## Record list
■ ■ ■ ■

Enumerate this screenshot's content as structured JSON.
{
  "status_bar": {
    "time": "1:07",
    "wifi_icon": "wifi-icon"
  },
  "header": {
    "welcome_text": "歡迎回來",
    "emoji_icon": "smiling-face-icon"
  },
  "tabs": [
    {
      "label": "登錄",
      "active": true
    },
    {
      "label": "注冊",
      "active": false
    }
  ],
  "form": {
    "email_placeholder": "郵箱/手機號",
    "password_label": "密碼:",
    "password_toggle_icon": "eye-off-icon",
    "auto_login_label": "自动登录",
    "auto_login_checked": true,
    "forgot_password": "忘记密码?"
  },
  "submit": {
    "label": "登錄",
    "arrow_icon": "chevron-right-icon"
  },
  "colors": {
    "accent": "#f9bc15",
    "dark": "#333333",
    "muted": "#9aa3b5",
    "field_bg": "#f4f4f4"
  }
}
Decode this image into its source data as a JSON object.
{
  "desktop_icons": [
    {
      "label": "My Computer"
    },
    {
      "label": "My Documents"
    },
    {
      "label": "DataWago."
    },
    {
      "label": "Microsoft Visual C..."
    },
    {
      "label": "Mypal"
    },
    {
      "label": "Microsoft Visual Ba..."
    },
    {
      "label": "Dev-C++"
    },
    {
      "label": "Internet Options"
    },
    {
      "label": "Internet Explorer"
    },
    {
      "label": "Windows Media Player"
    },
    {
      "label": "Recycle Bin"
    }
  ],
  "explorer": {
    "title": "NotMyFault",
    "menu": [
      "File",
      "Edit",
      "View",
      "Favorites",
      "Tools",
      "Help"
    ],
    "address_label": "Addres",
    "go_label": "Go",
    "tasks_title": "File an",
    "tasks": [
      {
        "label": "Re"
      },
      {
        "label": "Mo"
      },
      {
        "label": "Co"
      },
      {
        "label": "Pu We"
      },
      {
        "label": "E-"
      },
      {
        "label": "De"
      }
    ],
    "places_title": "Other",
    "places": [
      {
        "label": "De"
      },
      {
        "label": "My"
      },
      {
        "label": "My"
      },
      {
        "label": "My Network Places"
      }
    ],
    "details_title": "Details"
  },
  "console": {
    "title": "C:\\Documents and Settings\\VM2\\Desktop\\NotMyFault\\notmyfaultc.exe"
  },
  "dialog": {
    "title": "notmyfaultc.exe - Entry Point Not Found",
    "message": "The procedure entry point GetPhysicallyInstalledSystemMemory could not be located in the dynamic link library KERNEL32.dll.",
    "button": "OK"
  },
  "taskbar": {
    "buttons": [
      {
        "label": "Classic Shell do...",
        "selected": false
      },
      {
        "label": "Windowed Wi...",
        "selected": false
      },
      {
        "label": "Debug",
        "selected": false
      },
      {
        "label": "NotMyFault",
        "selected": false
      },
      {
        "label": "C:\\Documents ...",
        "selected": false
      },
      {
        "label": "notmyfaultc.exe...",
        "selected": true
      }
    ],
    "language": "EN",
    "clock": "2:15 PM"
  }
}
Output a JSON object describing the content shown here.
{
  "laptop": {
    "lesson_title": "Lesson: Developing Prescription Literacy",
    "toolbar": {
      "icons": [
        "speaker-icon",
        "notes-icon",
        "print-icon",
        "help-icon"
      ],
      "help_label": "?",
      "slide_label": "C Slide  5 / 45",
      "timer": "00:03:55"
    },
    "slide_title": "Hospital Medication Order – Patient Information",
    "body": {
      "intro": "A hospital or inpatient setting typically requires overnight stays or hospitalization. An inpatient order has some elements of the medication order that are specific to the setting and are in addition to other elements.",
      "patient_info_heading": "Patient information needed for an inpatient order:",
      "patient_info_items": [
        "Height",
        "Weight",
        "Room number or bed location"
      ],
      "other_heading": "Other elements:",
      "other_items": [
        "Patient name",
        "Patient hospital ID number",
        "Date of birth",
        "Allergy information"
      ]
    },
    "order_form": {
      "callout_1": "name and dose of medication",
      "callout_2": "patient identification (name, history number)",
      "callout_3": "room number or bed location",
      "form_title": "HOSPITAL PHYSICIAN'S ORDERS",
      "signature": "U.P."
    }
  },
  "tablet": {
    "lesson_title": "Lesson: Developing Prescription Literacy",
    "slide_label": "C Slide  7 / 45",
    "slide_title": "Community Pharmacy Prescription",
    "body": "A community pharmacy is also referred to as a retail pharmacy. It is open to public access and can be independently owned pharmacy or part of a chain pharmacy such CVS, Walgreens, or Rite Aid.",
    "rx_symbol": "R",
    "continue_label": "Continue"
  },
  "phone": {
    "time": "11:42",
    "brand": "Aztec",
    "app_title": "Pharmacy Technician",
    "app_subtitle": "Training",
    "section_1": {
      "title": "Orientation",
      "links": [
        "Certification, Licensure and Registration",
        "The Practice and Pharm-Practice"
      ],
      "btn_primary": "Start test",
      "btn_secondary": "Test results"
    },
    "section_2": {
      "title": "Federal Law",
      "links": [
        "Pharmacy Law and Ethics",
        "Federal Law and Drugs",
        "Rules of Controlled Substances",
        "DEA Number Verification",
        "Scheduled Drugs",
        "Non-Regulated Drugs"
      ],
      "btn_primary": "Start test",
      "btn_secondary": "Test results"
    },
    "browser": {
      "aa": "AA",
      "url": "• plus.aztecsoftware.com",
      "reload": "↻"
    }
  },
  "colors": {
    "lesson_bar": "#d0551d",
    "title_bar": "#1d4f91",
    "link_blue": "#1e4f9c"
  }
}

■ ■ ■ ■

## What to work on
Find every line in the records above that contains the word "JSON", and copy each one.

## Response
Enumerate this screenshot's content as structured JSON.
Decode this image into its source data as a JSON object.
Output a JSON object describing the content shown here.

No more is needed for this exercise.